> [Requirement]:
Reproduce the listing that follows with no differences at all.

>> Begin Exercise data

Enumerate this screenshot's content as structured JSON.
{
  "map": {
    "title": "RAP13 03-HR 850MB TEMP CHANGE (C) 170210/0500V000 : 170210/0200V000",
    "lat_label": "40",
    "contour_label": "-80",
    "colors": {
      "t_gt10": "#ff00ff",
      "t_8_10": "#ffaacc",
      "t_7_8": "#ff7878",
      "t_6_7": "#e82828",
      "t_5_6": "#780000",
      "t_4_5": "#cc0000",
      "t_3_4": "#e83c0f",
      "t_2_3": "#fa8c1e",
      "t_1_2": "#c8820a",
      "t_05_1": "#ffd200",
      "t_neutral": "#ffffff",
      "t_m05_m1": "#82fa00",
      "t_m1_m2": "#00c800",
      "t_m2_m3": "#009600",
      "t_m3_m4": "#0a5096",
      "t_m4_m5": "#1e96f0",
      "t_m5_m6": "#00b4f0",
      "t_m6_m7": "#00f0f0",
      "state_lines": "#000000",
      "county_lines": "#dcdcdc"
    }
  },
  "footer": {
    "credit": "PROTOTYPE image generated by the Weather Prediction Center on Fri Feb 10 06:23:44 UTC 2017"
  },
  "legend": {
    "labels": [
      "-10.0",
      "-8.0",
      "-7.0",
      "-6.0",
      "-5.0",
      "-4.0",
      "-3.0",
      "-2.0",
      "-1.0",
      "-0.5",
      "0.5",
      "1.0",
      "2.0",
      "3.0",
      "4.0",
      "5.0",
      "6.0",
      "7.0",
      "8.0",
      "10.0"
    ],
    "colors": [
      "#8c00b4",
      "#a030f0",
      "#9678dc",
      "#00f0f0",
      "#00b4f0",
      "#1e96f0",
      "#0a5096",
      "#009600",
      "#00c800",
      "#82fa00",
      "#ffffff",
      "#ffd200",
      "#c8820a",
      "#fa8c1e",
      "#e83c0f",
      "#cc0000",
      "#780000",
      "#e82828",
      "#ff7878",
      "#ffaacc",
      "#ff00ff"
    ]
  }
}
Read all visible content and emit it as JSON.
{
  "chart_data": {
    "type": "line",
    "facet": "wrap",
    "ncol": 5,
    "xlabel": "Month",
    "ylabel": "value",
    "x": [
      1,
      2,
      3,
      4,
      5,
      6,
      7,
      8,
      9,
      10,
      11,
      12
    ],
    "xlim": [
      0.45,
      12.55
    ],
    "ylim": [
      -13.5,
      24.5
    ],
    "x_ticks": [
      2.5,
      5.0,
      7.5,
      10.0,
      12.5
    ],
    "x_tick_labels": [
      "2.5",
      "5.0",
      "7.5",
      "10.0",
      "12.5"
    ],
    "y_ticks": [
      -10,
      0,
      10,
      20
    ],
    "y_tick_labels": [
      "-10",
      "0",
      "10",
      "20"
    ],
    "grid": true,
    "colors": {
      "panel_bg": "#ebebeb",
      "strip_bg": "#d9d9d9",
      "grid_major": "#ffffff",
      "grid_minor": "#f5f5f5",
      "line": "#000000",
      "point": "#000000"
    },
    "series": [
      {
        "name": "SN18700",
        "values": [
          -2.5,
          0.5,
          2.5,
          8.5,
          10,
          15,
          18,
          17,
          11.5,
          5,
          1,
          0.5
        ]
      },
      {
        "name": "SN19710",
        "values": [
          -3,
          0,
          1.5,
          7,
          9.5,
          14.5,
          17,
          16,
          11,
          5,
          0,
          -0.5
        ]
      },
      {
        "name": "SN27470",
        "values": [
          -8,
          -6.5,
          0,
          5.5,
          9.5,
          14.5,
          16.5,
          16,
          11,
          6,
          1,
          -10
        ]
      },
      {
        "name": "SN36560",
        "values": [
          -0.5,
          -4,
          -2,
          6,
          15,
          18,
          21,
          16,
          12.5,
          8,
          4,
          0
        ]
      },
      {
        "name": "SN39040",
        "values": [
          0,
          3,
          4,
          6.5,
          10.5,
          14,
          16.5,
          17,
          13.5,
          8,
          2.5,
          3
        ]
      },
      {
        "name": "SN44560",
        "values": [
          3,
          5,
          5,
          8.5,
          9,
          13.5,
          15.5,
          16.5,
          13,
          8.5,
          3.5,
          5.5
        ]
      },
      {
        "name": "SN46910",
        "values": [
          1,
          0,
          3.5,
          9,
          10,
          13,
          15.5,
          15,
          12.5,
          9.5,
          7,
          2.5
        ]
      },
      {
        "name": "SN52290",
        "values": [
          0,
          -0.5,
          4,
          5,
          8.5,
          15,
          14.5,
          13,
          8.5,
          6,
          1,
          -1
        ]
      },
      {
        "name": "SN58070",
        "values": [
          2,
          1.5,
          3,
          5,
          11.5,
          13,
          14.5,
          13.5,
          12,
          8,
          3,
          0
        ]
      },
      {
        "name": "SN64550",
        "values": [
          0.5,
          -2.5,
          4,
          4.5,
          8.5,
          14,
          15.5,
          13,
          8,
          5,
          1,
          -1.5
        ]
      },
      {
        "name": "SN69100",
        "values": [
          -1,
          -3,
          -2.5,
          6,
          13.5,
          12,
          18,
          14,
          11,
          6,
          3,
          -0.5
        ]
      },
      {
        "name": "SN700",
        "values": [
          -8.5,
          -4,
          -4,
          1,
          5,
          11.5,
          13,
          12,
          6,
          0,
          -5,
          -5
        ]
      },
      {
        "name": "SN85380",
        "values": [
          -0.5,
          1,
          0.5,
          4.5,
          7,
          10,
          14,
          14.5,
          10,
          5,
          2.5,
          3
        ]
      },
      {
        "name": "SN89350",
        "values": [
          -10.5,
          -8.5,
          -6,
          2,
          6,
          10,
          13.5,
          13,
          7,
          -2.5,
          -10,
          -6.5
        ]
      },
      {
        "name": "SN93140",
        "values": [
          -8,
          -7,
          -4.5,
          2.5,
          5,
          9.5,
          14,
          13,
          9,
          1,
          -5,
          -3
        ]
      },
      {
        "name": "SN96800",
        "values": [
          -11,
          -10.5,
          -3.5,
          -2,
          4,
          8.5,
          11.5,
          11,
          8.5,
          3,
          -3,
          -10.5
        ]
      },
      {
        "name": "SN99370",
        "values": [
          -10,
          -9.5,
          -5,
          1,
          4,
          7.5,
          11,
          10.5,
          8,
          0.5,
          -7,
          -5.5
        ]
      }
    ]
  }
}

>> End Exercise data

> [Response to the task]:
Enumerate this screenshot's content as structured JSON.
{
  "map": {
    "title": "RAP13 03-HR 850MB TEMP CHANGE (C) 170210/0500V000 : 170210/0200V000",
    "lat_label": "40",
    "contour_label": "-80",
    "colors": {
      "t_gt10": "#ff00ff",
      "t_8_10": "#ffaacc",
      "t_7_8": "#ff7878",
      "t_6_7": "#e82828",
      "t_5_6": "#780000",
      "t_4_5": "#cc0000",
      "t_3_4": "#e83c0f",
      "t_2_3": "#fa8c1e",
      "t_1_2": "#c8820a",
      "t_05_1": "#ffd200",
      "t_neutral": "#ffffff",
      "t_m05_m1": "#82fa00",
      "t_m1_m2": "#00c800",
      "t_m2_m3": "#009600",
      "t_m3_m4": "#0a5096",
      "t_m4_m5": "#1e96f0",
      "t_m5_m6": "#00b4f0",
      "t_m6_m7": "#00f0f0",
      "state_lines": "#000000",
      "county_lines": "#dcdcdc"
    }
  },
  "footer": {
    "credit": "PROTOTYPE image generated by the Weather Prediction Center on Fri Feb 10 06:23:44 UTC 2017"
  },
  "legend": {
    "labels": [
      "-10.0",
      "-8.0",
      "-7.0",
      "-6.0",
      "-5.0",
      "-4.0",
      "-3.0",
      "-2.0",
      "-1.0",
      "-0.5",
      "0.5",
      "1.0",
      "2.0",
      "3.0",
      "4.0",
      "5.0",
      "6.0",
      "7.0",
      "8.0",
      "10.0"
    ],
    "colors": [
      "#8c00b4",
      "#a030f0",
      "#9678dc",
      "#00f0f0",
      "#00b4f0",
      "#1e96f0",
      "#0a5096",
      "#009600",
      "#00c800",
      "#82fa00",
      "#ffffff",
      "#ffd200",
      "#c8820a",
      "#fa8c1e",
      "#e83c0f",
      "#cc0000",
      "#780000",
      "#e82828",
      "#ff7878",
      "#ffaacc",
      "#ff00ff"
    ]
  }
}
Read all visible content and emit it as JSON.
{
  "chart_data": {
    "type": "line",
    "facet": "wrap",
    "ncol": 5,
    "xlabel": "Month",
    "ylabel": "value",
    "x": [
      1,
      2,
      3,
      4,
      5,
      6,
      7,
      8,
      9,
      10,
      11,
      12
    ],
    "xlim": [
      0.45,
      12.55
    ],
    "ylim": [
      -13.5,
      24.5
    ],
    "x_ticks": [
      2.5,
      5.0,
      7.5,
      10.0,
      12.5
    ],
    "x_tick_labels": [
      "2.5",
      "5.0",
      "7.5",
      "10.0",
      "12.5"
    ],
    "y_ticks": [
      -10,
      0,
      10,
      20
    ],
    "y_tick_labels": [
      "-10",
      "0",
      "10",
      "20"
    ],
    "grid": true,
    "colors": {
      "panel_bg": "#ebebeb",
      "strip_bg": "#d9d9d9",
      "grid_major": "#ffffff",
      "grid_minor": "#f5f5f5",
      "line": "#000000",
      "point": "#000000"
    },
    "series": [
      {
        "name": "SN18700",
        "values": [
          -2.5,
          0.5,
          2.5,
          8.5,
          10,
          15,
          18,
          17,
          11.5,
          5,
          1,
          0.5
        ]
      },
      {
        "name": "SN19710",
        "values": [
          -3,
          0,
          1.5,
          7,
          9.5,
          14.5,
          17,
          16,
          11,
          5,
          0,
          -0.5
        ]
      },
      {
        "name": "SN27470",
        "values": [
          -8,
          -6.5,
          0,
          5.5,
          9.5,
          14.5,
          16.5,
          16,
          11,
          6,
          1,
          -10
        ]
      },
      {
        "name": "SN36560",
        "values": [
          -0.5,
          -4,
          -2,
          6,
          15,
          18,
          21,
          16,
          12.5,
          8,
          4,
          0
        ]
      },
      {
        "name": "SN39040",
        "values": [
          0,
          3,
          4,
          6.5,
          10.5,
          14,
          16.5,
          17,
          13.5,
          8,
          2.5,
          3
        ]
      },
      {
        "name": "SN44560",
        "values": [
          3,
          5,
          5,
          8.5,
          9,
          13.5,
          15.5,
          16.5,
          13,
          8.5,
          3.5,
          5.5
        ]
      },
      {
        "name": "SN46910",
        "values": [
          1,
          0,
          3.5,
          9,
          10,
          13,
          15.5,
          15,
          12.5,
          9.5,
          7,
          2.5
        ]
      },
      {
        "name": "SN52290",
        "values": [
          0,
          -0.5,
          4,
          5,
          8.5,
          15,
          14.5,
          13,
          8.5,
          6,
          1,
          -1
        ]
      },
      {
        "name": "SN58070",
        "values": [
          2,
          1.5,
          3,
          5,
          11.5,
          13,
          14.5,
          13.5,
          12,
          8,
          3,
          0
        ]
      },
      {
        "name": "SN64550",
        "values": [
          0.5,
          -2.5,
          4,
          4.5,
          8.5,
          14,
          15.5,
          13,
          8,
          5,
          1,
          -1.5
        ]
      },
      {
        "name": "SN69100",
        "values": [
          -1,
          -3,
          -2.5,
          6,
          13.5,
          12,
          18,
          14,
          11,
          6,
          3,
          -0.5
        ]
      },
      {
        "name": "SN700",
        "values": [
          -8.5,
          -4,
          -4,
          1,
          5,
          11.5,
          13,
          12,
          6,
          0,
          -5,
          -5
        ]
      },
      {
        "name": "SN85380",
        "values": [
          -0.5,
          1,
          0.5,
          4.5,
          7,
          10,
          14,
          14.5,
          10,
          5,
          2.5,
          3
        ]
      },
      {
        "name": "SN89350",
        "values": [
          -10.5,
          -8.5,
          -6,
          2,
          6,
          10,
          13.5,
          13,
          7,
          -2.5,
          -10,
          -6.5
        ]
      },
      {
        "name": "SN93140",
        "values": [
          -8,
          -7,
          -4.5,
          2.5,
          5,
          9.5,
          14,
          13,
          9,
          1,
          -5,
          -3
        ]
      },
      {
        "name": "SN96800",
        "values": [
          -11,
          -10.5,
          -3.5,
          -2,
          4,
          8.5,
          11.5,
          11,
          8.5,
          3,
          -3,
          -10.5
        ]
      },
      {
        "name": "SN99370",
        "values": [
          -10,
          -9.5,
          -5,
          1,
          4,
          7.5,
          11,
          10.5,
          8,
          0.5,
          -7,
          -5.5
        ]
      }
    ]
  }
}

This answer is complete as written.